Top of Selected passage

The Art Gallery of New South Wales (AGNSW) has announced that cross-cultural Wiradjuri woman Karla Dickens will create a new contemporary work for the Gallery’s entrance, located in the empty niche above the front door and taking three years to complete.
The work will be launched in 2021 to coincide with the AGNSW’s 150th-anniversary celebrations.
Dickens’ preliminary concept for the facade, To see or not to see (2019), is a powerful exploration of her female and Aboriginal identity and the continuing legacy of colonialism. The concept was on display at the AGNSW for the past five months, part of the exhibition, Dora Ohlfsen and the facade commission. Visitors were able to explore the story of the empty niche on the facade, and proposals by six contemporary New South Wales women artists – Karla Dickens, Deborah Kelly, Sanné Mestrom, Caroline Rothwell, Julie Rrap and Shireen Taweel – for a possible new commission.
Each artist reflected on the story of the original facade design by female artist Dora Ohlfsen, which was commissioned in 1913 by the AGNSW trustees, but never realised. One hundred years later, this significant space for sculpture on the Gallery’s sandstone facade remains empty.
AGNSW Director, Dr Michael Brand, said the commission was one way the Gallery was redressing the representation of women artists in the collection.
‘Every day we are working to provide visitors new opportunities to see more great works by women artists, and I will be proud to have Karla¹s work displayed prominently at the entrance to our much-loved historic building. I congratulate Karla and look forward to seeing her progress over the next twelve months as she develops her original concept to a final work,’ Brand said.
The facade commission is an example of the way the Gallery is rethinking its approach to the display of art in the future, creating a new and exciting art journey across both buildings ahead of the completion of the Sydney Modern Project transformation in 2022.
Dickens said she was delighted to have her concept selected for the front of the Gallery and was looking forward to developing it.
‘The work is about women and invisibility, something just as much an issue today as it was in Dora Ohlfsen’s time. The year of her commission in 1913 was the year my grandmother Myrtle was born. She and her family were constantly hiding or being hidden, forced to mask their indigeneity. The issues she faced continue as the legacy of Aboriginal women today, and it¹s important to me, and to my mob from northern New South Wales, to have this chance to speak,’ Dickens said.

Bottom of Selected passage

> [Required action A]:
Answer these questions from the Gallery facade announcement:
(i) In which exhibition was Karla Dickens's preliminary concept displayed?
(ii) In what year did the AGNSW trustees commission Dora Ohlfsen's facade design?
(iii) Which relative of Dickens was born in that same year?
> [Required action B]: Summarize the Gallery facade announcement in two sentences.

Top of Dataset

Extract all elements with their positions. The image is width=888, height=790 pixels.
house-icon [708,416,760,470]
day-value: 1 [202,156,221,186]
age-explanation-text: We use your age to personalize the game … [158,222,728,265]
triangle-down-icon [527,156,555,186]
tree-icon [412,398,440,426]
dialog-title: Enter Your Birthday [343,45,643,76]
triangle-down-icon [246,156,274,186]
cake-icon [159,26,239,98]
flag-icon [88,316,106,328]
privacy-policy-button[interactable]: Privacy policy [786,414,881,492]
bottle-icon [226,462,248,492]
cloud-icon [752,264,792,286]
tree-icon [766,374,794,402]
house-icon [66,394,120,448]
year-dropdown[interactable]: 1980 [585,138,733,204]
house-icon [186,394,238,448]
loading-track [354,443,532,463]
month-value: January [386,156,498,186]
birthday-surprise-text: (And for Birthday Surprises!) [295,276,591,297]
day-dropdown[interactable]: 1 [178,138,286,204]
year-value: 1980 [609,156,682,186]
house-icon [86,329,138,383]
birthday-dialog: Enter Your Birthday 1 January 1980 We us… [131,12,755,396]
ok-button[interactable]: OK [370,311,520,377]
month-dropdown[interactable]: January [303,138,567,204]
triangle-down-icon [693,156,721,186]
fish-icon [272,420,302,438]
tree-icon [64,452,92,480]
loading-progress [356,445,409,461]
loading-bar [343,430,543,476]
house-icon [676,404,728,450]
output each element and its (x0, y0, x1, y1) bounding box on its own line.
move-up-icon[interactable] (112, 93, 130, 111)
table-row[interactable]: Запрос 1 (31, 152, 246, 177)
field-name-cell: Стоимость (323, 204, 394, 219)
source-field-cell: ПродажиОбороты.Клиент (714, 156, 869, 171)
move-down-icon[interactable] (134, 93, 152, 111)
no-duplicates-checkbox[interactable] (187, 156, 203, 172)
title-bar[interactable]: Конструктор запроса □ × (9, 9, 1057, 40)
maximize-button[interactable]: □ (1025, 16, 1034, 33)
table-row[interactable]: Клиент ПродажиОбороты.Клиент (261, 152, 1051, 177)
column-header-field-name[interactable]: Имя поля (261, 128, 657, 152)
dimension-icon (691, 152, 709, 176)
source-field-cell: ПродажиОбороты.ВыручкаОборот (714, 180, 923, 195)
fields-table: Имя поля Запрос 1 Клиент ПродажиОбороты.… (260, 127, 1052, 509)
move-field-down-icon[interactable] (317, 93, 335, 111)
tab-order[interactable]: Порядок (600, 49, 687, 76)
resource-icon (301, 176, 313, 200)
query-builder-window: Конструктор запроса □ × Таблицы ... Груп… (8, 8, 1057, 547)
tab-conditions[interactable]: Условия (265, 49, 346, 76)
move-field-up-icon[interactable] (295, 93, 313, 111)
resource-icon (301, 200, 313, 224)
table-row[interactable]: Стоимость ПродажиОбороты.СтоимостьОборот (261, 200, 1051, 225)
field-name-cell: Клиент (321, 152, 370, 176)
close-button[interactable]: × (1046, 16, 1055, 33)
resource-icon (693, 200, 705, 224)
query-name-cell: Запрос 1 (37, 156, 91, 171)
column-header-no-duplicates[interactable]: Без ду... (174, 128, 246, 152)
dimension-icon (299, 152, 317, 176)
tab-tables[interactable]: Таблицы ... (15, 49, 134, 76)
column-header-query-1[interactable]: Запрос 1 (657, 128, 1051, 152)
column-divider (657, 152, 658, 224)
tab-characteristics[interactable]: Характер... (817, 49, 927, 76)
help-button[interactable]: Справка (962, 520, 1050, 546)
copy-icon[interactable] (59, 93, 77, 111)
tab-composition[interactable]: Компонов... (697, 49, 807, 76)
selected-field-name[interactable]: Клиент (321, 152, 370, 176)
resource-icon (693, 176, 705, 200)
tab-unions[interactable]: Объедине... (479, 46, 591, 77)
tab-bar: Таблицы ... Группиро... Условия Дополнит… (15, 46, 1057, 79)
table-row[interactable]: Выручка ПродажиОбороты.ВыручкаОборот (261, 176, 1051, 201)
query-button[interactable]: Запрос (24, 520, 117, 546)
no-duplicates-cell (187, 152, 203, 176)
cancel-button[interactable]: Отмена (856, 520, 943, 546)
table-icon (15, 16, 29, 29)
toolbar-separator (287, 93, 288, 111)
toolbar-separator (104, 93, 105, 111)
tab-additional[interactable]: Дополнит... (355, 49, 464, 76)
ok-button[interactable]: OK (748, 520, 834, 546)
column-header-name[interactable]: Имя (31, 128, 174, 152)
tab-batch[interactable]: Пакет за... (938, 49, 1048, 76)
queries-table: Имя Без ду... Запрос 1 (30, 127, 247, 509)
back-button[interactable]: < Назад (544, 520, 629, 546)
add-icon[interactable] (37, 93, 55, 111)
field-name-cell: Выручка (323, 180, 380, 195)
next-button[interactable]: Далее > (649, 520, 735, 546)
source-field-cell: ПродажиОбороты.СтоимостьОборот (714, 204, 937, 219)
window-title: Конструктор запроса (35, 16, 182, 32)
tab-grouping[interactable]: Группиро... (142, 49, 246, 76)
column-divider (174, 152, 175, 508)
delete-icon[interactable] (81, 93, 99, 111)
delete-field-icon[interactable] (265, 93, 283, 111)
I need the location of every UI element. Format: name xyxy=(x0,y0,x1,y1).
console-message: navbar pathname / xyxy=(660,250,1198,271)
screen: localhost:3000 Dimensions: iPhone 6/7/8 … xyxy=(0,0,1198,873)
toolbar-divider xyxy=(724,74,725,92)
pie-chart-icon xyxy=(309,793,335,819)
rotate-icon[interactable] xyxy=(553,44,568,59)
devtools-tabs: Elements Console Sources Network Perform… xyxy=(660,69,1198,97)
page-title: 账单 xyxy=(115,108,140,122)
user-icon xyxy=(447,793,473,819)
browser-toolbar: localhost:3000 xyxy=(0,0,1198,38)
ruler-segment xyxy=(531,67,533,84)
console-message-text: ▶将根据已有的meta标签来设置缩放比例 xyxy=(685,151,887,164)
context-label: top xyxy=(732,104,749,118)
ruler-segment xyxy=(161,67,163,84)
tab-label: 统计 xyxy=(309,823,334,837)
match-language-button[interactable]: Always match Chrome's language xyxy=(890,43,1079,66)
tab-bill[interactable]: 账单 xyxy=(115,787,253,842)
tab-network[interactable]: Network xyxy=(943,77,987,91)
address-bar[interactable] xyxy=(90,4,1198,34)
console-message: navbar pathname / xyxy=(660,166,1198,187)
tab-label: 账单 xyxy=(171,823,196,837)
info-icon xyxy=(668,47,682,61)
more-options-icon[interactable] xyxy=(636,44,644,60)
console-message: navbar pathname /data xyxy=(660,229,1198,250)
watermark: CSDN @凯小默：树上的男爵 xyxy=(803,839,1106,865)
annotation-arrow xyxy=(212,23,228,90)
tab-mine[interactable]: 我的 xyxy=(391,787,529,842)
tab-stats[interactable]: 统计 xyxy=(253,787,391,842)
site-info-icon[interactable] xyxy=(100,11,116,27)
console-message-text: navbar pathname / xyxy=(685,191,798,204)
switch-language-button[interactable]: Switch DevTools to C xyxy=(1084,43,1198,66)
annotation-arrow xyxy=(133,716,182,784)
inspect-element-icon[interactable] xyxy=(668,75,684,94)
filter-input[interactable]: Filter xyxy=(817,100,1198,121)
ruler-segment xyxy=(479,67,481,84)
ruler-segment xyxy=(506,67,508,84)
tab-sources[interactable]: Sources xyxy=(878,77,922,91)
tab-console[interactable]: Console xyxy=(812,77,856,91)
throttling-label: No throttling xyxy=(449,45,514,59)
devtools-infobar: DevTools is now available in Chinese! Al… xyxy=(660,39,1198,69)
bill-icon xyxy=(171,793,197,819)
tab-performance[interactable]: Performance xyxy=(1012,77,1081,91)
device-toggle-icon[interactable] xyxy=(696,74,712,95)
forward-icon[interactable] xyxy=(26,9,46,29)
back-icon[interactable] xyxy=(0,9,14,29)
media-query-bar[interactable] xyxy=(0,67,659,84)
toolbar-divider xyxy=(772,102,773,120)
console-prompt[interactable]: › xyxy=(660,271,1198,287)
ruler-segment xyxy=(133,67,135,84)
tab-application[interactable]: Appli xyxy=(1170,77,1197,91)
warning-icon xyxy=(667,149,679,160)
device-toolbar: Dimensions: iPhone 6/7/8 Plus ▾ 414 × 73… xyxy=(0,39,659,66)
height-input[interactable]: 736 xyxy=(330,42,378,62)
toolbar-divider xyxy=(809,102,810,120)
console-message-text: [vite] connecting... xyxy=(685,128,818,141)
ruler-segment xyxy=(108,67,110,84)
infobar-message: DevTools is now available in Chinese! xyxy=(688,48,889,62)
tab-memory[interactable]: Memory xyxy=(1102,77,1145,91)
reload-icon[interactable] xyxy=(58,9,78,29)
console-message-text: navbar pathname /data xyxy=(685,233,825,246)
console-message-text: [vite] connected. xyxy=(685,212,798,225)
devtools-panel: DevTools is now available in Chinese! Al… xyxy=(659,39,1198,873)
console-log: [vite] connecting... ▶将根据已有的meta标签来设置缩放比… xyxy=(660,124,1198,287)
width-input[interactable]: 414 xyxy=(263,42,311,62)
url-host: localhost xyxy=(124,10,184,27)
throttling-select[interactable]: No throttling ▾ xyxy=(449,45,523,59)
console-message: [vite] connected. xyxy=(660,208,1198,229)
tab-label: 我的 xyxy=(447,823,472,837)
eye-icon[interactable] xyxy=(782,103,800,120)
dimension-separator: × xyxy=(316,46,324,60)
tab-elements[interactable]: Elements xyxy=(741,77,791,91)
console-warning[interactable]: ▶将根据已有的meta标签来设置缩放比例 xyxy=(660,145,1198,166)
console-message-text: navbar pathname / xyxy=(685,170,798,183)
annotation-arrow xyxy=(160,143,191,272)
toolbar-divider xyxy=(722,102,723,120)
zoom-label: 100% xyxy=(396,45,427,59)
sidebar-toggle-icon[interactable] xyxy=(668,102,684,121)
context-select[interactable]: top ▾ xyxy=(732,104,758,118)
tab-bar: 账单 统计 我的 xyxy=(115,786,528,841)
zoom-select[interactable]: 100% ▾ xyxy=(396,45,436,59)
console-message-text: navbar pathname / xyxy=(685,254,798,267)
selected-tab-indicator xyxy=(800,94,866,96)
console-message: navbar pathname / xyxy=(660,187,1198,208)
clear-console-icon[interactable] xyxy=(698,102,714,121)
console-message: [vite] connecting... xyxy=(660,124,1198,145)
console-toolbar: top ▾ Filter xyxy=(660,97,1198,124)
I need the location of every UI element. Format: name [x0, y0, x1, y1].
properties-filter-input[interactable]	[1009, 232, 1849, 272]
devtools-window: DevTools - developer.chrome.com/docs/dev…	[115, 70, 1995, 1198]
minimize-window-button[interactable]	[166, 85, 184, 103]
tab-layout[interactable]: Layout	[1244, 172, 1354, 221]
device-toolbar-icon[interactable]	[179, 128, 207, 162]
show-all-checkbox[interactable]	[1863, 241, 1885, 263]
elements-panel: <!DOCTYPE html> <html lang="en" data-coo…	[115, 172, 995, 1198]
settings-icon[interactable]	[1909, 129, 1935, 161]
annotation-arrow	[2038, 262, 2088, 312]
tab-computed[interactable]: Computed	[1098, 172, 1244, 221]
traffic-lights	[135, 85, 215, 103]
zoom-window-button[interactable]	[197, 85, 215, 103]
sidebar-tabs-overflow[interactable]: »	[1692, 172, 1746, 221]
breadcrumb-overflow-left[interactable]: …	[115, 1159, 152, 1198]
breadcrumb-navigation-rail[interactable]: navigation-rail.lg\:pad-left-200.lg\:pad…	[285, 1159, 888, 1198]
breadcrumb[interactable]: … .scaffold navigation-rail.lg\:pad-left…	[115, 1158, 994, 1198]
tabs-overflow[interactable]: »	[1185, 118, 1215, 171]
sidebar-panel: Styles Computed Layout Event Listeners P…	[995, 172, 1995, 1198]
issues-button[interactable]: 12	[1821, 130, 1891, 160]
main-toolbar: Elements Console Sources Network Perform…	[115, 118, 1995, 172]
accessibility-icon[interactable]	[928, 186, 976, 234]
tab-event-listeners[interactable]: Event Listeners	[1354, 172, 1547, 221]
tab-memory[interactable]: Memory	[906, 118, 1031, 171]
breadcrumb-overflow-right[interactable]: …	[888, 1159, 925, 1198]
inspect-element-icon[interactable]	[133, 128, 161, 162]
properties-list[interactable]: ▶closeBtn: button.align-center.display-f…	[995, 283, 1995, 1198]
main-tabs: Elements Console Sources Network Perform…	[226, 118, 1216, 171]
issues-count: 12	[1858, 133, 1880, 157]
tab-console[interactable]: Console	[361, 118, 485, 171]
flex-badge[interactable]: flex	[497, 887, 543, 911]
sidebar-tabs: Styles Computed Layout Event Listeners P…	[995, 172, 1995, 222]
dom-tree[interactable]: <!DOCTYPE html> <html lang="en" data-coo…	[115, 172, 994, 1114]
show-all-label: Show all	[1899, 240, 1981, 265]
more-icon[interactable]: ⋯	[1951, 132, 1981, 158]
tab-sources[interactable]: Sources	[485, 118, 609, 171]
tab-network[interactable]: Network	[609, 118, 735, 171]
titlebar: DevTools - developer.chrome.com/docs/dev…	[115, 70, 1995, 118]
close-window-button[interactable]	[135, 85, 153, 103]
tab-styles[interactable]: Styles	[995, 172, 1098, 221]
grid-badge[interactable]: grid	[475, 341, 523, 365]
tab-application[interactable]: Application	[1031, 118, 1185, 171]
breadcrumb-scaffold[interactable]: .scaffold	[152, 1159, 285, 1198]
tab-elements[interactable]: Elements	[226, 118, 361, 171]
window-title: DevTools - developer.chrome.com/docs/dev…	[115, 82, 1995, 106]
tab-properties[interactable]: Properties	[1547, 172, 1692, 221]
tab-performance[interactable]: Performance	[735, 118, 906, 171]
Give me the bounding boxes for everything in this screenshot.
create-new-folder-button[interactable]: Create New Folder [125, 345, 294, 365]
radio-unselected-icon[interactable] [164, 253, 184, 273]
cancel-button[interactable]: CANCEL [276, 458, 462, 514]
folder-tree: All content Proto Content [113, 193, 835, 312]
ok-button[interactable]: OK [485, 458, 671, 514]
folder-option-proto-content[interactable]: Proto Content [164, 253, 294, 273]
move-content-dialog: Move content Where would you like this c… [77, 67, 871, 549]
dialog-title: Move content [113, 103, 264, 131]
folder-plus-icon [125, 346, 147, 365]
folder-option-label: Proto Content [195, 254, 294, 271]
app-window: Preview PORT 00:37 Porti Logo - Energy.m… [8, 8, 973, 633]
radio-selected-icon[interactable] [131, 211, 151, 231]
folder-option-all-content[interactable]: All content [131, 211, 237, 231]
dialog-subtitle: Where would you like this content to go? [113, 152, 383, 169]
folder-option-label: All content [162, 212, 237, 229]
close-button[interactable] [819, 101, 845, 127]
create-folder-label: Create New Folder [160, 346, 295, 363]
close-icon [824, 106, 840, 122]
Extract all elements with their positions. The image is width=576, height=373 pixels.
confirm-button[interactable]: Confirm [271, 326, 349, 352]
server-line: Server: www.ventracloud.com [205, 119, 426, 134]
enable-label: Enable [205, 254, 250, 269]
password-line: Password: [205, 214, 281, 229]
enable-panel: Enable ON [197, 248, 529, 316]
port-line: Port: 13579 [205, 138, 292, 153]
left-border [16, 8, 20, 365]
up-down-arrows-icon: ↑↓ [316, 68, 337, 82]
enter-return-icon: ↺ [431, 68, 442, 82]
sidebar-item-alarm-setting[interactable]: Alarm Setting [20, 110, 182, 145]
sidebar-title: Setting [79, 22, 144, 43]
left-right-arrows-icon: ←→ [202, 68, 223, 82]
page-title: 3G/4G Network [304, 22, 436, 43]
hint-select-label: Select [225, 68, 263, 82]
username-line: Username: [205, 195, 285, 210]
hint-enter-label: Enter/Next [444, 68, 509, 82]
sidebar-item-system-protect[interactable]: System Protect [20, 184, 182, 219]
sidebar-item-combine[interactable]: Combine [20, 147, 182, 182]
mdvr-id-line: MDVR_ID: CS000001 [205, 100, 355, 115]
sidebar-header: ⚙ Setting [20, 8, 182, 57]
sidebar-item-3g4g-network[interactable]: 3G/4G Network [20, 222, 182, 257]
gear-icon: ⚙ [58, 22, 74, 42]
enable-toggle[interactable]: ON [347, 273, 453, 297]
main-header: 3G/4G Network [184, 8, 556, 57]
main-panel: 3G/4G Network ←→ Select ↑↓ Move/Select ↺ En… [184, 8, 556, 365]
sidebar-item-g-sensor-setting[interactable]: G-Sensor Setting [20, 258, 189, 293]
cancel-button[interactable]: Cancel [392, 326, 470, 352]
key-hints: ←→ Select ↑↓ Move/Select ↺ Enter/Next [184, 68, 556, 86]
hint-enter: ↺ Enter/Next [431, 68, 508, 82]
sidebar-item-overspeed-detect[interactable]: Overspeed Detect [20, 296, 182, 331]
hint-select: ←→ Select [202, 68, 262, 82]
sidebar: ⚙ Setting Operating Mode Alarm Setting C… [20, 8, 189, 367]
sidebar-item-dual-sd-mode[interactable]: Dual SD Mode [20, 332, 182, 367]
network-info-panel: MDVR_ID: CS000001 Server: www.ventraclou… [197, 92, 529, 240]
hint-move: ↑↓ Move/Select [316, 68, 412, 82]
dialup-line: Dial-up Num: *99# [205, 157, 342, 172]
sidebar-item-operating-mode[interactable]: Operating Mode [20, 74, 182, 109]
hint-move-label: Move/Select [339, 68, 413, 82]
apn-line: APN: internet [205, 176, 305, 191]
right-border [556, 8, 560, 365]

Bottom of Dataset

> [Written response A]:
(i) Dora Ohlfsen and the facade commission
(ii) 1913
(iii) Her grandmother Myrtle

> [Written response B]: The Art Gallery of New South Wales has chosen Wiradjuri artist Karla Dickens to create a new work for the empty niche above its front door, to be launched in 2021 for the Gallery's 150th anniversary. Her concept, To see or not to see (2019), explores her female and Aboriginal identity and the legacy of colonialism, and the Gallery's director described the commission as one way of redressing the representation of women artists in the collection.